***** Extracted data *****
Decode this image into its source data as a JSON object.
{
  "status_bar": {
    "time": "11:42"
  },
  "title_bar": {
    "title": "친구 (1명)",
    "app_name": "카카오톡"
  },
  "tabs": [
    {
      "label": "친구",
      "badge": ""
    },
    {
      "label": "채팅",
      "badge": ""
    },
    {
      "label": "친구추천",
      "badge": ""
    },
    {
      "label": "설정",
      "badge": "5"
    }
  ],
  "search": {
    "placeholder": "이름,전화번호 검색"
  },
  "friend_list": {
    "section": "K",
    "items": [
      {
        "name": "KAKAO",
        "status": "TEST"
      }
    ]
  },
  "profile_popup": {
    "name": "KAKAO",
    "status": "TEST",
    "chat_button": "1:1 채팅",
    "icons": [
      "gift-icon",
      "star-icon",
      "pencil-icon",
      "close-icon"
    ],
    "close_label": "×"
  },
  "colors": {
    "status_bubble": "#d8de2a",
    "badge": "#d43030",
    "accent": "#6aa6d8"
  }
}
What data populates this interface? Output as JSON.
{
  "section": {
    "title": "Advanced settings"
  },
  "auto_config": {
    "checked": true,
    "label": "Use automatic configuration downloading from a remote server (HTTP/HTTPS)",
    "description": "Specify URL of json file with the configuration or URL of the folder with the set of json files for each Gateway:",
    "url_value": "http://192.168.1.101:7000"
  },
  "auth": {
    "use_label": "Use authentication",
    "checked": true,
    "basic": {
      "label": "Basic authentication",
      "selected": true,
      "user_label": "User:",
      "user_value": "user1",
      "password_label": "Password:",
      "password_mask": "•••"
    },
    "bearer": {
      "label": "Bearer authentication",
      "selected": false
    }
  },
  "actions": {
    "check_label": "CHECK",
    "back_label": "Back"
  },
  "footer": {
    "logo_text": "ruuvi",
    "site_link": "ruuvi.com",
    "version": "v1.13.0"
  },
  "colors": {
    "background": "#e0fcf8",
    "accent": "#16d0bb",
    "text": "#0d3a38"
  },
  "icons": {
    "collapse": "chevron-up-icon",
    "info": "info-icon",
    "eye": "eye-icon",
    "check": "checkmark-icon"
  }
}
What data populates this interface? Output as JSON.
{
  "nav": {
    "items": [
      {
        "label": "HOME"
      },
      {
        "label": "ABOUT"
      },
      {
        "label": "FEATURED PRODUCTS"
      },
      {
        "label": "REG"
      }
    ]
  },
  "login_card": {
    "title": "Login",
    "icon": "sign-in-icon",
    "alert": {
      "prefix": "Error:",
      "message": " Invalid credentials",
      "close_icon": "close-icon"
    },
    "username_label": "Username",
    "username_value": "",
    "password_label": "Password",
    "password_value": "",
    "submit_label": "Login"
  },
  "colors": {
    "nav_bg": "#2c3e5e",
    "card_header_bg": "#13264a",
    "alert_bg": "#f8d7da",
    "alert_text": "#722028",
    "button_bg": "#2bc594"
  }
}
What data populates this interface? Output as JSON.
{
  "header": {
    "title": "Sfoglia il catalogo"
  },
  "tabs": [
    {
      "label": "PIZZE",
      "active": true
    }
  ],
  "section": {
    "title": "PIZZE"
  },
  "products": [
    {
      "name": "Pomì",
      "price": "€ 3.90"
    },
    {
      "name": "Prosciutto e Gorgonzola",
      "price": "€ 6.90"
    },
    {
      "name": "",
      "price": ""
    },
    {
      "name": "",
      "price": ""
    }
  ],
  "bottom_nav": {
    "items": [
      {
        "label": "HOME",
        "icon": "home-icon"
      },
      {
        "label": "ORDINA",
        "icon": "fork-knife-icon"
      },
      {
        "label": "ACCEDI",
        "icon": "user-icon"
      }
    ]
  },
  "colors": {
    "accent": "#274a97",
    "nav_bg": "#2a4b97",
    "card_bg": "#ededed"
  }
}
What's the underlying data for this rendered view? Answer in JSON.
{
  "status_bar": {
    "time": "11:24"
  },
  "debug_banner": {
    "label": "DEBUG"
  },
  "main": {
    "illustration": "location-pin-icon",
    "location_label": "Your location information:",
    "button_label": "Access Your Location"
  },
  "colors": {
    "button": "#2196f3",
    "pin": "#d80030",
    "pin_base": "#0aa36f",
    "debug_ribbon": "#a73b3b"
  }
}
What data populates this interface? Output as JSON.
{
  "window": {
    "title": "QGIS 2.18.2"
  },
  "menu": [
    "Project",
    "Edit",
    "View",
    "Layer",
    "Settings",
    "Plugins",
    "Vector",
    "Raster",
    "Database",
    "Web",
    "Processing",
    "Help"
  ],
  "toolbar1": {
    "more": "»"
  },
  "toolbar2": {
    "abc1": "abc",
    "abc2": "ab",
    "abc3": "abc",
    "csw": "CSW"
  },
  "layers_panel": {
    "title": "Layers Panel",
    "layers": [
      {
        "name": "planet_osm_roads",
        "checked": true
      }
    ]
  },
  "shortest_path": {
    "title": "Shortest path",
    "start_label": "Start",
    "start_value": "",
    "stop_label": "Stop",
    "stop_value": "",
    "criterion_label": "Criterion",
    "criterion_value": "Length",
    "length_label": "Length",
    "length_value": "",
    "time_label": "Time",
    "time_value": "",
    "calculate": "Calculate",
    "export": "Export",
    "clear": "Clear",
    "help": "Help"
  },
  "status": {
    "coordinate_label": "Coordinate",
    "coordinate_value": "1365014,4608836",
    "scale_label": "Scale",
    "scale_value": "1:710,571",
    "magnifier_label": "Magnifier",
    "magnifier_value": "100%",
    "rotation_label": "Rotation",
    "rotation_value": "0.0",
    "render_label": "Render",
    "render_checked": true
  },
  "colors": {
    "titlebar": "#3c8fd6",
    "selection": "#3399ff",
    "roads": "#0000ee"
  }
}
*****
Repeat the lines above exactly.

Decode this image into its source data as a JSON object.
{
  "status_bar": {
    "time": "11:42"
  },
  "title_bar": {
    "title": "친구 (1명)",
    "app_name": "카카오톡"
  },
  "tabs": [
    {
      "label": "친구",
      "badge": ""
    },
    {
      "label": "채팅",
      "badge": ""
    },
    {
      "label": "친구추천",
      "badge": ""
    },
    {
      "label": "설정",
      "badge": "5"
    }
  ],
  "search": {
    "placeholder": "이름,전화번호 검색"
  },
  "friend_list": {
    "section": "K",
    "items": [
      {
        "name": "KAKAO",
        "status": "TEST"
      }
    ]
  },
  "profile_popup": {
    "name": "KAKAO",
    "status": "TEST",
    "chat_button": "1:1 채팅",
    "icons": [
      "gift-icon",
      "star-icon",
      "pencil-icon",
      "close-icon"
    ],
    "close_label": "×"
  },
  "colors": {
    "status_bubble": "#d8de2a",
    "badge": "#d43030",
    "accent": "#6aa6d8"
  }
}
What data populates this interface? Output as JSON.
{
  "section": {
    "title": "Advanced settings"
  },
  "auto_config": {
    "checked": true,
    "label": "Use automatic configuration downloading from a remote server (HTTP/HTTPS)",
    "description": "Specify URL of json file with the configuration or URL of the folder with the set of json files for each Gateway:",
    "url_value": "http://192.168.1.101:7000"
  },
  "auth": {
    "use_label": "Use authentication",
    "checked": true,
    "basic": {
      "label": "Basic authentication",
      "selected": true,
      "user_label": "User:",
      "user_value": "user1",
      "password_label": "Password:",
      "password_mask": "•••"
    },
    "bearer": {
      "label": "Bearer authentication",
      "selected": false
    }
  },
  "actions": {
    "check_label": "CHECK",
    "back_label": "Back"
  },
  "footer": {
    "logo_text": "ruuvi",
    "site_link": "ruuvi.com",
    "version": "v1.13.0"
  },
  "colors": {
    "background": "#e0fcf8",
    "accent": "#16d0bb",
    "text": "#0d3a38"
  },
  "icons": {
    "collapse": "chevron-up-icon",
    "info": "info-icon",
    "eye": "eye-icon",
    "check": "checkmark-icon"
  }
}
What data populates this interface? Output as JSON.
{
  "nav": {
    "items": [
      {
        "label": "HOME"
      },
      {
        "label": "ABOUT"
      },
      {
        "label": "FEATURED PRODUCTS"
      },
      {
        "label": "REG"
      }
    ]
  },
  "login_card": {
    "title": "Login",
    "icon": "sign-in-icon",
    "alert": {
      "prefix": "Error:",
      "message": " Invalid credentials",
      "close_icon": "close-icon"
    },
    "username_label": "Username",
    "username_value": "",
    "password_label": "Password",
    "password_value": "",
    "submit_label": "Login"
  },
  "colors": {
    "nav_bg": "#2c3e5e",
    "card_header_bg": "#13264a",
    "alert_bg": "#f8d7da",
    "alert_text": "#722028",
    "button_bg": "#2bc594"
  }
}
What data populates this interface? Output as JSON.
{
  "header": {
    "title": "Sfoglia il catalogo"
  },
  "tabs": [
    {
      "label": "PIZZE",
      "active": true
    }
  ],
  "section": {
    "title": "PIZZE"
  },
  "products": [
    {
      "name": "Pomì",
      "price": "€ 3.90"
    },
    {
      "name": "Prosciutto e Gorgonzola",
      "price": "€ 6.90"
    },
    {
      "name": "",
      "price": ""
    },
    {
      "name": "",
      "price": ""
    }
  ],
  "bottom_nav": {
    "items": [
      {
        "label": "HOME",
        "icon": "home-icon"
      },
      {
        "label": "ORDINA",
        "icon": "fork-knife-icon"
      },
      {
        "label": "ACCEDI",
        "icon": "user-icon"
      }
    ]
  },
  "colors": {
    "accent": "#274a97",
    "nav_bg": "#2a4b97",
    "card_bg": "#ededed"
  }
}
What's the underlying data for this rendered view? Answer in JSON.
{
  "status_bar": {
    "time": "11:24"
  },
  "debug_banner": {
    "label": "DEBUG"
  },
  "main": {
    "illustration": "location-pin-icon",
    "location_label": "Your location information:",
    "button_label": "Access Your Location"
  },
  "colors": {
    "button": "#2196f3",
    "pin": "#d80030",
    "pin_base": "#0aa36f",
    "debug_ribbon": "#a73b3b"
  }
}
What data populates this interface? Output as JSON.
{
  "window": {
    "title": "QGIS 2.18.2"
  },
  "menu": [
    "Project",
    "Edit",
    "View",
    "Layer",
    "Settings",
    "Plugins",
    "Vector",
    "Raster",
    "Database",
    "Web",
    "Processing",
    "Help"
  ],
  "toolbar1": {
    "more": "»"
  },
  "toolbar2": {
    "abc1": "abc",
    "abc2": "ab",
    "abc3": "abc",
    "csw": "CSW"
  },
  "layers_panel": {
    "title": "Layers Panel",
    "layers": [
      {
        "name": "planet_osm_roads",
        "checked": true
      }
    ]
  },
  "shortest_path": {
    "title": "Shortest path",
    "start_label": "Start",
    "start_value": "",
    "stop_label": "Stop",
    "stop_value": "",
    "criterion_label": "Criterion",
    "criterion_value": "Length",
    "length_label": "Length",
    "length_value": "",
    "time_label": "Time",
    "time_value": "",
    "calculate": "Calculate",
    "export": "Export",
    "clear": "Clear",
    "help": "Help"
  },
  "status": {
    "coordinate_label": "Coordinate",
    "coordinate_value": "1365014,4608836",
    "scale_label": "Scale",
    "scale_value": "1:710,571",
    "magnifier_label": "Magnifier",
    "magnifier_value": "100%",
    "rotation_label": "Rotation",
    "rotation_value": "0.0",
    "render_label": "Render",
    "render_checked": true
  },
  "colors": {
    "titlebar": "#3c8fd6",
    "selection": "#3399ff",
    "roads": "#0000ee"
  }
}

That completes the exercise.